TO BE DONE. Your job is to retype all of the data word for word, leaving every image out.
━━━━━━━━━━
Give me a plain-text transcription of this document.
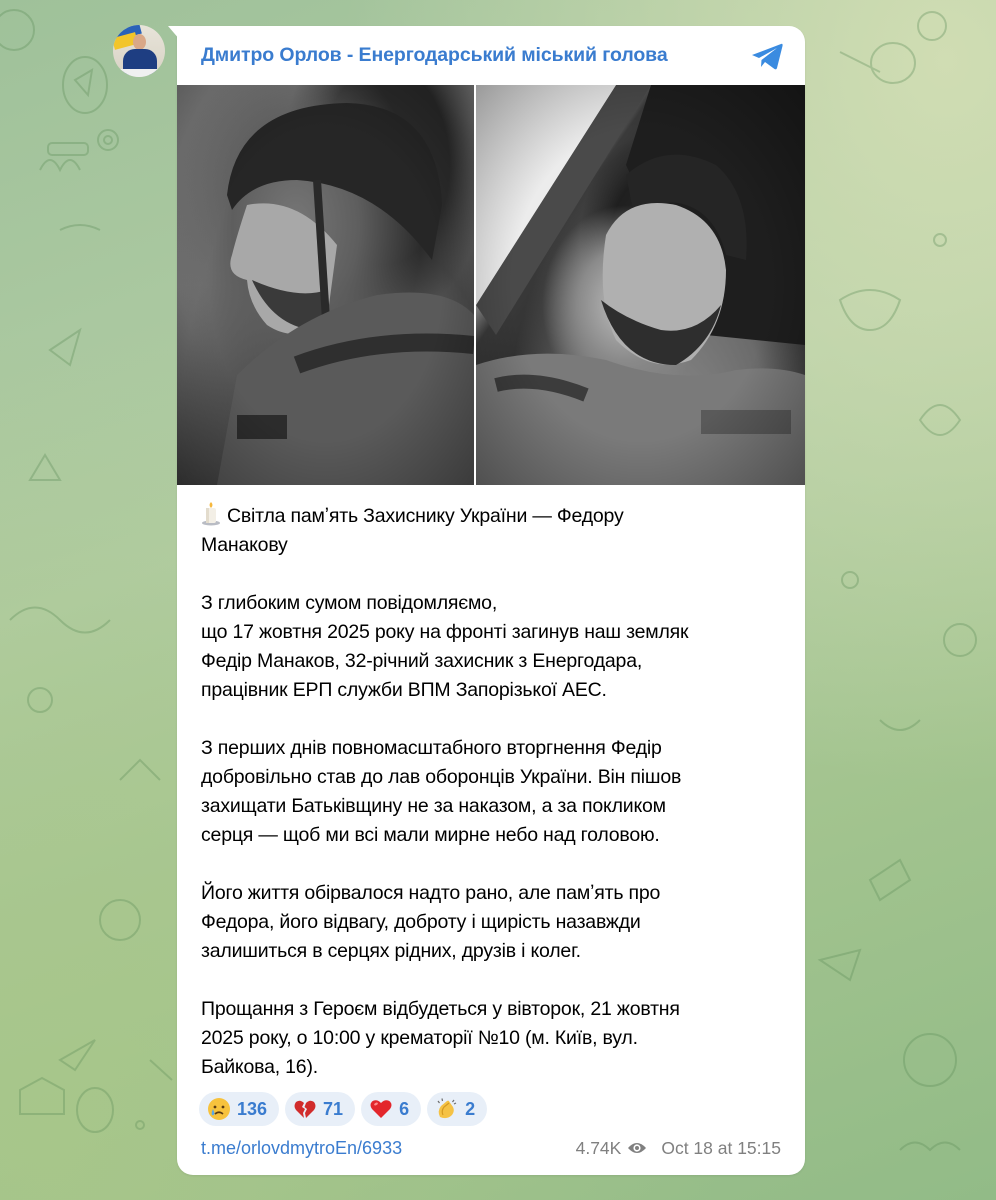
Дмитро Орлов - Енергодарський міський голова

Світла памʼять Захиснику України — Федору
Манакову

З глибоким сумом повідомляємо,
що 17 жовтня 2025 року на фронті загинув наш земляк
Федір Манаков, 32-річний захисник з Енергодара,
працівник ЕРП служби ВПМ Запорізької АЕС.

З перших днів повномасштабного вторгнення Федір
добровільно став до лав оборонців України. Він пішов
захищати Батьківщину не за наказом, а за покликом
серця — щоб ми всі мали мирне небо над головою.

Його життя обірвалося надто рано, але памʼять про
Федора, його відвагу, доброту і щирість назавжди
залишиться в серцях рідних, друзів і колег.

Прощання з Героєм відбудеться у вівторок, 21 жовтня
2025 року, о 10:00 у крематорії №10 (м. Київ, вул.
Байкова, 16).

136	71	6	2
t.me/orlovdmytroEn/6933	4.74K Oct 18 at 15:15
━━━━━━━━━━
RESPONSE.
Give me a plain-text transcription of this document.
Дмитро Орлов - Енергодарський міський голова

Світла памʼять Захиснику України — Федору
Манакову

З глибоким сумом повідомляємо,
що 17 жовтня 2025 року на фронті загинув наш земляк
Федір Манаков, 32-річний захисник з Енергодара,
працівник ЕРП служби ВПМ Запорізької АЕС.

З перших днів повномасштабного вторгнення Федір
добровільно став до лав оборонців України. Він пішов
захищати Батьківщину не за наказом, а за покликом
серця — щоб ми всі мали мирне небо над головою.

Його життя обірвалося надто рано, але памʼять про
Федора, його відвагу, доброту і щирість назавжди
залишиться в серцях рідних, друзів і колег.

Прощання з Героєм відбудеться у вівторок, 21 жовтня
2025 року, о 10:00 у крематорії №10 (м. Київ, вул.
Байкова, 16).

136	71	6	2
t.me/orlovdmytroEn/6933	4.74K Oct 18 at 15:15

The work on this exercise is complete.